*DOCUMENT EXCERPT*.
------------------------------------------------------------

Regarding the change of electrode excess lead pattern, it has been found that four cases (2, 3, 8, and 11) had a change in the coiling configuration. The MT growth between the 1st and the 2nd CT scan was >2.5 mm in three of them whereas MT was only 1.4 mm in the fourth case (case 2). Due to the smaller number of cases presented in this study, a clear conclusion cannot be drawn if the change in the coiled electrode excess lead is associated with an increase in the MT as measured between the 2nd and the 1st CT scans >2.5 mm. In none of the cases presented in this study, migration of electrode array out of the cochlea was observed. This could be due to the constraint-free relaxation of the coiled electrode excess lead in the mastoid drilled cavity accommodating to the natural growth in the MT.
The operating surgeon should be aware of the growth in MT and ICD over time, especially in children and therefore, all precautions to secure the electrode array inside the cochlea by packing the cochlear entrance with fascia and/or suturing the implant on the skull surface should be practiced. The electrode excess lead should be gently coiled in the mastoid drilled cavity avoiding too much twisting for two main reasons. One to minimize the effect of electrode excess lead spring back and the second to enhance smooth relaxation accommodating to the growth in the MT, thereby avoiding electrode array extrusion/migration out of the cochlea.

------------------------------------------------------------

*STUDY MATERIAL*.
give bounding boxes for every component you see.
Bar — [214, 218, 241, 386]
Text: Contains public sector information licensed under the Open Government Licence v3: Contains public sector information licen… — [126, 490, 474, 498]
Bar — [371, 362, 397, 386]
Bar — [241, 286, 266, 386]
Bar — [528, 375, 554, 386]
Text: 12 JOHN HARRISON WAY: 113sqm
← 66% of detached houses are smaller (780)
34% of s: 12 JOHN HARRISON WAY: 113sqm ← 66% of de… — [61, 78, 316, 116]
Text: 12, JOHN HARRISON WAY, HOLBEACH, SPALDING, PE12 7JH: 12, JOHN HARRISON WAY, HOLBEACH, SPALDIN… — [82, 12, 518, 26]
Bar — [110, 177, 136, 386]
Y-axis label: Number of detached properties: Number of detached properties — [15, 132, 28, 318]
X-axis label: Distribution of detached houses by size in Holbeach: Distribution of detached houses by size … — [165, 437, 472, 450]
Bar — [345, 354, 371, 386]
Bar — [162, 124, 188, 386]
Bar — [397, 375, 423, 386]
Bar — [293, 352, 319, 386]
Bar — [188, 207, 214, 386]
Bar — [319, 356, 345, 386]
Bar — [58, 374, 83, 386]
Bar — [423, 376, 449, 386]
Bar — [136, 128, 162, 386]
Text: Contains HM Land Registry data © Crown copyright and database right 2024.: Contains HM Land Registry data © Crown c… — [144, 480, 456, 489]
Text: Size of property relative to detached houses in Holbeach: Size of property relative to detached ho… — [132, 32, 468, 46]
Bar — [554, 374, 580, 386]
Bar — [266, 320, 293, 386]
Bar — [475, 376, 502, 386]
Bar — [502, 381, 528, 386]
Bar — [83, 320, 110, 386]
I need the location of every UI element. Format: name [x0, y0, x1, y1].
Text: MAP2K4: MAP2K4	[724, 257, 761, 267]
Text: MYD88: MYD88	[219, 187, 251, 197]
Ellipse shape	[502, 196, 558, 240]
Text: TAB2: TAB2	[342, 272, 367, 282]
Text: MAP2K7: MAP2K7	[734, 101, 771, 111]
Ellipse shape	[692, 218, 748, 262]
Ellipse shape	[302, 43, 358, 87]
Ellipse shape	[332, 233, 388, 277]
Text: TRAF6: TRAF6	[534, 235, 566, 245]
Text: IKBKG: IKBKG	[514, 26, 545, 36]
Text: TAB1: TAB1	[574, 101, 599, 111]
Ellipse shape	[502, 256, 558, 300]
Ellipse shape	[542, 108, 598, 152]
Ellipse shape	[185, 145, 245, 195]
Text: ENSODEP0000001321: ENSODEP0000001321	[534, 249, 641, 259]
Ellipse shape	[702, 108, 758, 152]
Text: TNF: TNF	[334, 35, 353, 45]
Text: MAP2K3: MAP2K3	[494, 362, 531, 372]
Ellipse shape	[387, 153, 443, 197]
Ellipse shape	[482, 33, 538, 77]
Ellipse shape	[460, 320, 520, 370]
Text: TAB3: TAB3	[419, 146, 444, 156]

------------------------------------------------------------

*TO DO*.
**A.** Summarize the cochlear implant electrode passage in two sentences.
**B.** List the case numbers that the cochlear implant electrode passage gives as having a change in the coiling configuration.
**C.** Continue the cochlear implant electrode passage from its last sentence.

*EXERCISE RESULTS*.
**A.** Four cases showed a change in the coiling configuration of the electrode excess lead, and in no case did the electrode array migrate out of the cochlea, possibly because the coiled lead relaxed freely in the mastoid drilled cavity as the MT grew. Surgeons should secure the electrode array inside the cochlea and gently coil the excess lead without too much twisting, to minimize spring back and allow smooth relaxation as the MT grows.

**B.** 2, 3, 8, 11

**C.**
Our findings could create awareness among the clinicians who are investigating the direct cochlear access (DCA) approach of mastoid drilling assisted by a robotic arm to reach the cochlea for the electrode array insertion in CI surgeries.9,10 So far, the robotic-assisted DCA approach was successfully performed in adults, 11 and extending the whole robotic approach to the pediatric population might need some considerations in securing the electrode excess lead in the straight tunnel drilled in the mastoid, accommodating to the natural growth in the MT. This study has limitations including the retrospective nature that the post-operative CT scan taken at the 2nd time point was for other clinical reasons. However, we evaluated the clinical reasons for CT scans taken at the 2nd time point to make sure it does not influence the study results. The small number of patients is another limitation of this study.
Conclusion
Mastoid thickness (MT) and inter-cochlear distance (ICD) increase logarithmically with the age of the patients as measured from the post-operative CT scans taken at two different time points. The difference in the MT and ICD measurements captured from two CT scans and the plot between these two measurements showed a linear positive trend. The excess electrode lead coiled in the mastoid drilled cavity changed its configuration or shifted laterally toward the mastoid edge in 57% of the cases studied (8 out of 14 cases). In conclusion, the cases with an increase in the MT bigger than 2.5 mm probably will have a change in the coiled configuration of the excess electrode lead. Proper fixation of the excess electrode lead is recommended especially in the pediatric population to minimize the risk of electrode array migration.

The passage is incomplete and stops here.